*Problem details*. Check every line of the entries for "count", and copy the lines that hold it.
┌──
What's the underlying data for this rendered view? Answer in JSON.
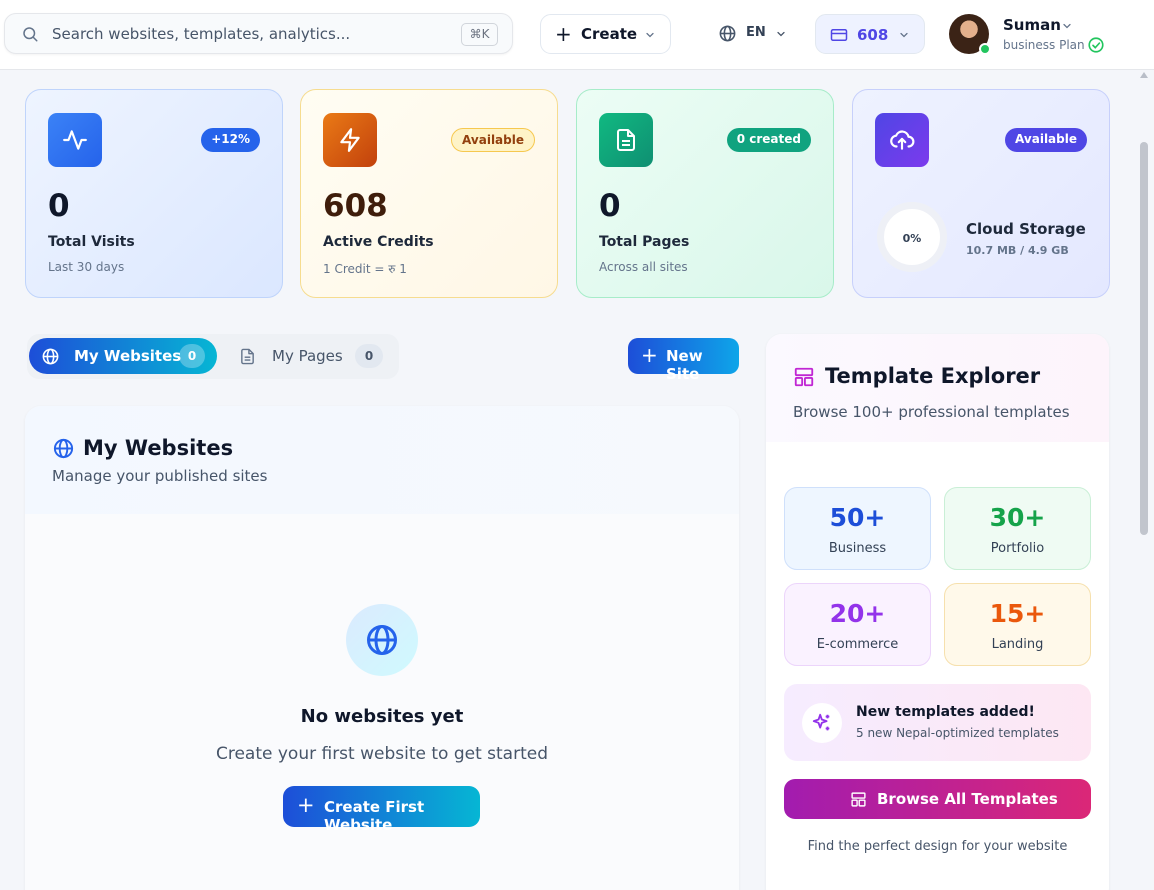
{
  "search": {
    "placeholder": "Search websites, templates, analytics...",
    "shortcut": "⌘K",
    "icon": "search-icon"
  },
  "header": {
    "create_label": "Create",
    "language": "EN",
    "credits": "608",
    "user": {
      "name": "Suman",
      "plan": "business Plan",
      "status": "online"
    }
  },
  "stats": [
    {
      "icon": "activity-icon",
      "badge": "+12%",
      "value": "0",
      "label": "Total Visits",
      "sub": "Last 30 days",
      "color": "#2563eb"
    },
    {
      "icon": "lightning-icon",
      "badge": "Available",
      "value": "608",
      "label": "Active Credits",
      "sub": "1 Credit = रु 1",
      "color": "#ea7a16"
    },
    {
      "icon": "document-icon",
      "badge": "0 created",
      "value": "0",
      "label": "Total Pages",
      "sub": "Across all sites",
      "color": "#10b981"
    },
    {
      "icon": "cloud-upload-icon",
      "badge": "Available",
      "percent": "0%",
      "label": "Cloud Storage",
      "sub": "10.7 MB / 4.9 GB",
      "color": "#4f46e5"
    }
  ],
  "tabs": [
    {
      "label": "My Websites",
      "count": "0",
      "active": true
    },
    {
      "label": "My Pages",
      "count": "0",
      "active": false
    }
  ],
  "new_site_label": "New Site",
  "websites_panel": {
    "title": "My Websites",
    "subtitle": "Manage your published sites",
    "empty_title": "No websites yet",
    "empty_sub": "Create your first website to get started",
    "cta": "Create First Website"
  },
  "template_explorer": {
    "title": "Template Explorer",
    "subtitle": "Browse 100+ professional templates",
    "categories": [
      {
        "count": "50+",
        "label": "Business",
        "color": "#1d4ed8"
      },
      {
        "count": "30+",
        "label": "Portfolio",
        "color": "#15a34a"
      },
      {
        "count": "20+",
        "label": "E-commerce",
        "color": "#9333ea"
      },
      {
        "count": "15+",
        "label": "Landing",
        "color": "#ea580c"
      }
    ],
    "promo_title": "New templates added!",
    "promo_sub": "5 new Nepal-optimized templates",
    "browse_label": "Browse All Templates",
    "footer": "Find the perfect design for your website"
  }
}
└──
┌──
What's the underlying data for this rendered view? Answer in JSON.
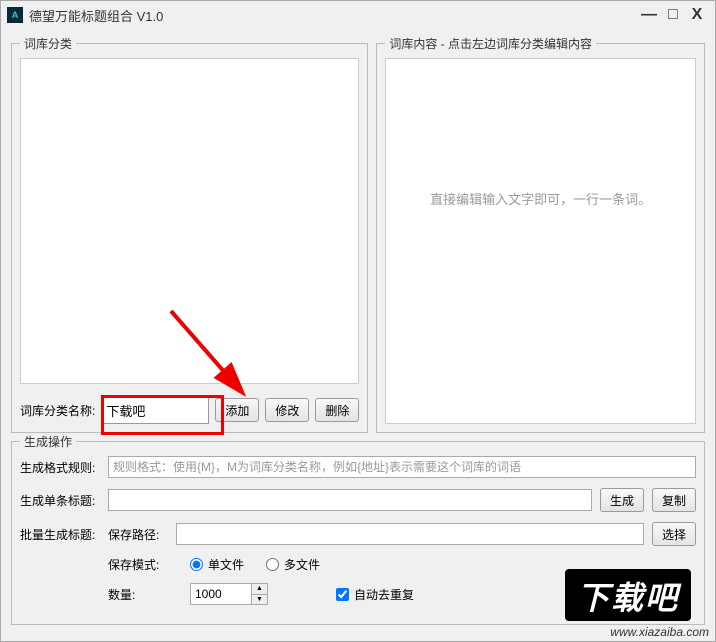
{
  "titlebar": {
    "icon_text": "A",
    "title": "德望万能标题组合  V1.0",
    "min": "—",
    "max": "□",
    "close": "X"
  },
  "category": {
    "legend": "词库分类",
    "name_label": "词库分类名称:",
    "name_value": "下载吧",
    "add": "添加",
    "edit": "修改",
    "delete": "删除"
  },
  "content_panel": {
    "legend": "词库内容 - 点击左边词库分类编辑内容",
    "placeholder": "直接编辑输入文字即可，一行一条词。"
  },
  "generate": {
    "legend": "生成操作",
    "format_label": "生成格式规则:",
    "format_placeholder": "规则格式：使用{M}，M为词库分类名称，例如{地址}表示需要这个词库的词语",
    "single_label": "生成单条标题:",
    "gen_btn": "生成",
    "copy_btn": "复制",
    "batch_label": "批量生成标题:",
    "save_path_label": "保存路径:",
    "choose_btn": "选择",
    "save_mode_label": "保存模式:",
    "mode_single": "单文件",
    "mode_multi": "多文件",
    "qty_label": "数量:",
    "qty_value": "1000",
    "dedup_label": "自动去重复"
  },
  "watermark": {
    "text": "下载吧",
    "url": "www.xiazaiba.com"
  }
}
└──
*Finished task*.
      "count": "0",
      "count": "0",
        "count": "50+",
        "count": "30+",
        "count": "20+",
        "count": "15+",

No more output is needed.